• _Requirement_
Filter the entries, keeping every line with the word "ESCUT".

• _Stored data_
▼

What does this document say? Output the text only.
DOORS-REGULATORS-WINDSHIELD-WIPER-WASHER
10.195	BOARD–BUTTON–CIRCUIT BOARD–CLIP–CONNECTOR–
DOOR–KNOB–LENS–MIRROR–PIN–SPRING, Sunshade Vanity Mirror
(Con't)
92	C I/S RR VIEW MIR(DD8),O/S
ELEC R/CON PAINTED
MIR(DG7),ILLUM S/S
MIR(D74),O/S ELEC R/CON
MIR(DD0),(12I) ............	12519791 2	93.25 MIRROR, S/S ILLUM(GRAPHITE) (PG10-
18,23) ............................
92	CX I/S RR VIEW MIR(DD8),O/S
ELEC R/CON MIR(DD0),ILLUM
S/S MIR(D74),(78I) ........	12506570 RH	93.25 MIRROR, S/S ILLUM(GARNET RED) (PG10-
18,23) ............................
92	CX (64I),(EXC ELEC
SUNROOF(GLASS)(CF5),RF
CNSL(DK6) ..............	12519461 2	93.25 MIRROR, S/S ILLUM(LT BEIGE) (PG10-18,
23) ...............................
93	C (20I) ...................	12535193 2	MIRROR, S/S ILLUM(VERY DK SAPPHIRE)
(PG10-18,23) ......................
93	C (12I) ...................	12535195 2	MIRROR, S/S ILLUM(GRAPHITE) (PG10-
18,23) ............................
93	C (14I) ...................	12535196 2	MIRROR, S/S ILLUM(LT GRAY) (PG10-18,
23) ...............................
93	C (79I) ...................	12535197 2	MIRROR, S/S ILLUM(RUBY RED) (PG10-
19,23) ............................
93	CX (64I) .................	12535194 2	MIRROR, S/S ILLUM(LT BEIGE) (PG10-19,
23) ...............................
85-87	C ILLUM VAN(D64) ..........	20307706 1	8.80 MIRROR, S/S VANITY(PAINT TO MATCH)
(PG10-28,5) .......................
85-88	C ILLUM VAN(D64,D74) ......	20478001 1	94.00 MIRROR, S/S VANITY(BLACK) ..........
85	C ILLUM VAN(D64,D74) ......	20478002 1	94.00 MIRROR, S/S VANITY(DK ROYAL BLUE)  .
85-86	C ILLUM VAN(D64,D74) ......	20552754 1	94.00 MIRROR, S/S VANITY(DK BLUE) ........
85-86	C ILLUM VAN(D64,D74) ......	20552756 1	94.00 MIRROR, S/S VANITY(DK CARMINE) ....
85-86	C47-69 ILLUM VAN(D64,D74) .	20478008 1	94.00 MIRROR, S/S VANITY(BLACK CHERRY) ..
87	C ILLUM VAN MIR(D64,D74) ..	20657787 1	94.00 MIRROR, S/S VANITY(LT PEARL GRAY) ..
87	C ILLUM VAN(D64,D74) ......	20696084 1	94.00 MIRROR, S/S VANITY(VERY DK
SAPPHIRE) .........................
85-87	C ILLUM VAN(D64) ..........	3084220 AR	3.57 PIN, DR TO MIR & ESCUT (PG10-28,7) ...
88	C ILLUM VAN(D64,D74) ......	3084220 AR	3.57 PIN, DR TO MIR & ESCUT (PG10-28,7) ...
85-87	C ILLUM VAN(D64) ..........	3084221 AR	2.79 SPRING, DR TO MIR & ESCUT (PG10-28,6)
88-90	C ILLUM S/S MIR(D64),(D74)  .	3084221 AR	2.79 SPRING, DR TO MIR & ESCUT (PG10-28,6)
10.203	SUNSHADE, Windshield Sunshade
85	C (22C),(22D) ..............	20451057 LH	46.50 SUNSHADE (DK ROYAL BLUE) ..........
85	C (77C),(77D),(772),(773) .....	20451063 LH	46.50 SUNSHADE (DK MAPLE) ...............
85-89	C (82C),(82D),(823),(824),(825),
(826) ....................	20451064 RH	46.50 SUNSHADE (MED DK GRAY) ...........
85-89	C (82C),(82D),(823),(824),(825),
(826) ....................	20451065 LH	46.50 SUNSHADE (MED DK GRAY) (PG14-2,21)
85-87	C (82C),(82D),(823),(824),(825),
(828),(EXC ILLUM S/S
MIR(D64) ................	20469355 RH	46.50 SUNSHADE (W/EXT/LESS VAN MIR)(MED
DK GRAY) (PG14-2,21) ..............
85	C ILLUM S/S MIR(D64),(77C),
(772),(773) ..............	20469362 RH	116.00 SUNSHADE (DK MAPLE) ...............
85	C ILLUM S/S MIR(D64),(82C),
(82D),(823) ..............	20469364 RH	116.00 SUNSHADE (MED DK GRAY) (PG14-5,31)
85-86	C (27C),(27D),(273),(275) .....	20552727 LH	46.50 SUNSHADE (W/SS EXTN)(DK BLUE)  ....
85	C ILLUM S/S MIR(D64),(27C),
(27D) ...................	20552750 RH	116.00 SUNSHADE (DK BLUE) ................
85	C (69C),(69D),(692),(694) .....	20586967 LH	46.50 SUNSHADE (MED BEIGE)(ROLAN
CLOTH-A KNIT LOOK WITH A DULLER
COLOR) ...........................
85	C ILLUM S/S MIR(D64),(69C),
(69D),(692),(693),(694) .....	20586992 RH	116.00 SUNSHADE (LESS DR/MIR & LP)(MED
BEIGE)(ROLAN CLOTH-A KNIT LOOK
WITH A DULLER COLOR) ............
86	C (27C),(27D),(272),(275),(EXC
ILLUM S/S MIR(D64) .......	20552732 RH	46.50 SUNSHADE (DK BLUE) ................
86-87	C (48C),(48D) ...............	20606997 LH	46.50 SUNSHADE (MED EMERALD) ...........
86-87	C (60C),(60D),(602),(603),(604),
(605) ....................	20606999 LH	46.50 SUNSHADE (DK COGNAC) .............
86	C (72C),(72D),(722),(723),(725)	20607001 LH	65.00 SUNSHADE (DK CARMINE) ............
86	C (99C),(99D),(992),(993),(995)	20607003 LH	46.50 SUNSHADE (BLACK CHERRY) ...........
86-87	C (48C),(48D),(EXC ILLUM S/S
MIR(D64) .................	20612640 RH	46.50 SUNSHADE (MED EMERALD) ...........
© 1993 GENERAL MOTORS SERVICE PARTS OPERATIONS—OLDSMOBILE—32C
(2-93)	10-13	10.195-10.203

▲

• _Output_
85-87	C ILLUM VAN(D64) ..........	3084220 AR	3.57 PIN, DR TO MIR & ESCUT (PG10-28,7) ...
88	C ILLUM VAN(D64,D74) ......	3084220 AR	3.57 PIN, DR TO MIR & ESCUT (PG10-28,7) ...
85-87	C ILLUM VAN(D64) ..........	3084221 AR	2.79 SPRING, DR TO MIR & ESCUT (PG10-28,6)
88-90	C ILLUM S/S MIR(D64),(D74)  .	3084221 AR	2.79 SPRING, DR TO MIR & ESCUT (PG10-28,6)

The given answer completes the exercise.